## THE REQUEST:
Determine how many lines include "label". Give the number and nothing else.
::::::
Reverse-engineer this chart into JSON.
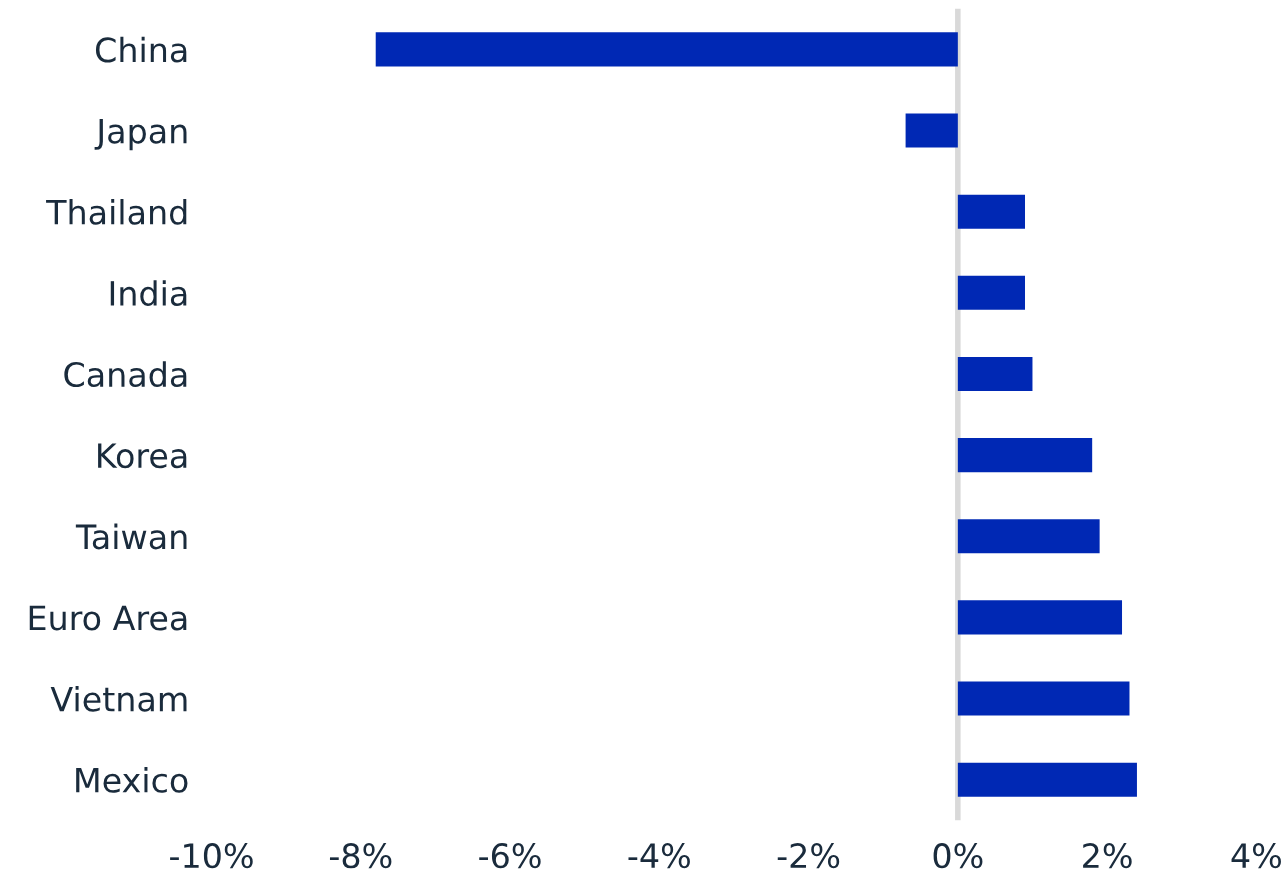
{
  "chart_data": {
    "type": "bar",
    "orientation": "horizontal",
    "categories": [
      "China",
      "Japan",
      "Thailand",
      "India",
      "Canada",
      "Korea",
      "Taiwan",
      "Euro Area",
      "Vietnam",
      "Mexico"
    ],
    "values": [
      -7.8,
      -0.7,
      0.9,
      0.9,
      1.0,
      1.8,
      1.9,
      2.2,
      2.3,
      2.4
    ],
    "color": "#0028b4",
    "xlim": [
      -10,
      4
    ],
    "xticks": [
      {
        "value": -10,
        "label": "-10%"
      },
      {
        "value": -8,
        "label": "-8%"
      },
      {
        "value": -6,
        "label": "-6%"
      },
      {
        "value": -4,
        "label": "-4%"
      },
      {
        "value": -2,
        "label": "-2%"
      },
      {
        "value": 0,
        "label": "0%"
      },
      {
        "value": 2,
        "label": "2%"
      },
      {
        "value": 4,
        "label": "4%"
      }
    ],
    "ref_lines": [
      {
        "axis": "x",
        "value": 0,
        "label": null,
        "color": "#d9d9d9"
      }
    ],
    "grid": false,
    "legend": false
  }
}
::::::
## SOLUTION TO THE PROBLEM:
9